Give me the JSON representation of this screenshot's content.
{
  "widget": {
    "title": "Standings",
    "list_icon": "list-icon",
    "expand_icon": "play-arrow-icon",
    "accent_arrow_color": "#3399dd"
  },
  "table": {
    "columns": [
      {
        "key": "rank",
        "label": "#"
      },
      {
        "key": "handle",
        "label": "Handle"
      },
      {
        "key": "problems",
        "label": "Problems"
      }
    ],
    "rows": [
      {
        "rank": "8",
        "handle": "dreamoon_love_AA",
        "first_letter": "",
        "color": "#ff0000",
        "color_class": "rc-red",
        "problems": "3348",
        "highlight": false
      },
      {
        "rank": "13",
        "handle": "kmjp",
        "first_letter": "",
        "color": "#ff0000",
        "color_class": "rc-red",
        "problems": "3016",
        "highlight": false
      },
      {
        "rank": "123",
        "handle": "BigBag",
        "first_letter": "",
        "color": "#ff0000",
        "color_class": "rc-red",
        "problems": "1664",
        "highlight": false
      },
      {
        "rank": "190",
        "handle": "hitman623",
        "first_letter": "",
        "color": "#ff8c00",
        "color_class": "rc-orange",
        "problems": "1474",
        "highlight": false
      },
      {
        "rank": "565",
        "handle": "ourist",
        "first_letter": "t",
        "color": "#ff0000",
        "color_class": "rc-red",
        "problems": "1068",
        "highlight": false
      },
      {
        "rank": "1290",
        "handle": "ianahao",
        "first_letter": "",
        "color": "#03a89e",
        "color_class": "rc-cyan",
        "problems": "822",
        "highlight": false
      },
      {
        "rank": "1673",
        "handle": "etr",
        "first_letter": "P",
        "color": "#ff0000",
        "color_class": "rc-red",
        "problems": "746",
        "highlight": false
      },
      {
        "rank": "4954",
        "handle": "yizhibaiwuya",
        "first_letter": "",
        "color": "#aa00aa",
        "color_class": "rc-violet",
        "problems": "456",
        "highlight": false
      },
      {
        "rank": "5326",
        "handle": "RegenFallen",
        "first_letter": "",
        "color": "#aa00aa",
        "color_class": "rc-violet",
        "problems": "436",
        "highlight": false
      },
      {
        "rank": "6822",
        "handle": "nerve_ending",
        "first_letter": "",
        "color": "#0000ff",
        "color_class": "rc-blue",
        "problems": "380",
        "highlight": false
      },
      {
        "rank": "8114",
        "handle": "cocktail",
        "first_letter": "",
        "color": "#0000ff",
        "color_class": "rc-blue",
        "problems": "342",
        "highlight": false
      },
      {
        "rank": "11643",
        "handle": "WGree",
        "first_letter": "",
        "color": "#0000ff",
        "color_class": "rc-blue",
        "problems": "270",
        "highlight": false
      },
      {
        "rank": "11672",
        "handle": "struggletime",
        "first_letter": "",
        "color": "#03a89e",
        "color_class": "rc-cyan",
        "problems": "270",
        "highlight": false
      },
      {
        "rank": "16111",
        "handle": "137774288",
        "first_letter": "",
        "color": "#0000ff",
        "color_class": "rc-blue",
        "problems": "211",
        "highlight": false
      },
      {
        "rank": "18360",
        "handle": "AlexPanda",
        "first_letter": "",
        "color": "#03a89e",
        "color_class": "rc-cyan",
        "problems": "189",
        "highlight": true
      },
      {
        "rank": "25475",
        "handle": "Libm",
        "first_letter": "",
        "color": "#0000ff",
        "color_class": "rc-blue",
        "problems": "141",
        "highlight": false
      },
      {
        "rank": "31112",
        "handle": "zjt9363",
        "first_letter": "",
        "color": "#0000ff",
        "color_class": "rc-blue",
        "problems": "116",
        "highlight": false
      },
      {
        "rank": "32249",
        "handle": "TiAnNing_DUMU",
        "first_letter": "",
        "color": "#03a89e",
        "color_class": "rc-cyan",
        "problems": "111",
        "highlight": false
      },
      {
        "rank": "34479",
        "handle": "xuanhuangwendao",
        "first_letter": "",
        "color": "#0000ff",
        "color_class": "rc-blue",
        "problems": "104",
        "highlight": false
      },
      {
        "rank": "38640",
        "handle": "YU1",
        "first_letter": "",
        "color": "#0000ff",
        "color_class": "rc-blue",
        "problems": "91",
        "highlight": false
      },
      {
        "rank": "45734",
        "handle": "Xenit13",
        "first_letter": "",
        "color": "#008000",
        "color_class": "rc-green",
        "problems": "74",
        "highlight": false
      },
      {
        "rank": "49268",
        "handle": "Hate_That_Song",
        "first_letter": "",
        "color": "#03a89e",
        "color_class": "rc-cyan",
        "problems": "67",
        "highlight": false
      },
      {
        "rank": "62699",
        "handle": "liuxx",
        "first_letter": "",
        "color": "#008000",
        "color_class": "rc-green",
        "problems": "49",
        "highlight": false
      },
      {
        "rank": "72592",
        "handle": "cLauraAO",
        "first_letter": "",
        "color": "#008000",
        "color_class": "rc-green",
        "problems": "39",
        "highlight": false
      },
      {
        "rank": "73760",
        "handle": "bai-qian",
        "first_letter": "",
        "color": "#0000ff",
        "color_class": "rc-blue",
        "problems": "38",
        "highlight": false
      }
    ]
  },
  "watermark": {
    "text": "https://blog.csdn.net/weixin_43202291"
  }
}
──────
Your answer should be a single number: how many lines in the data above include "icon"?

2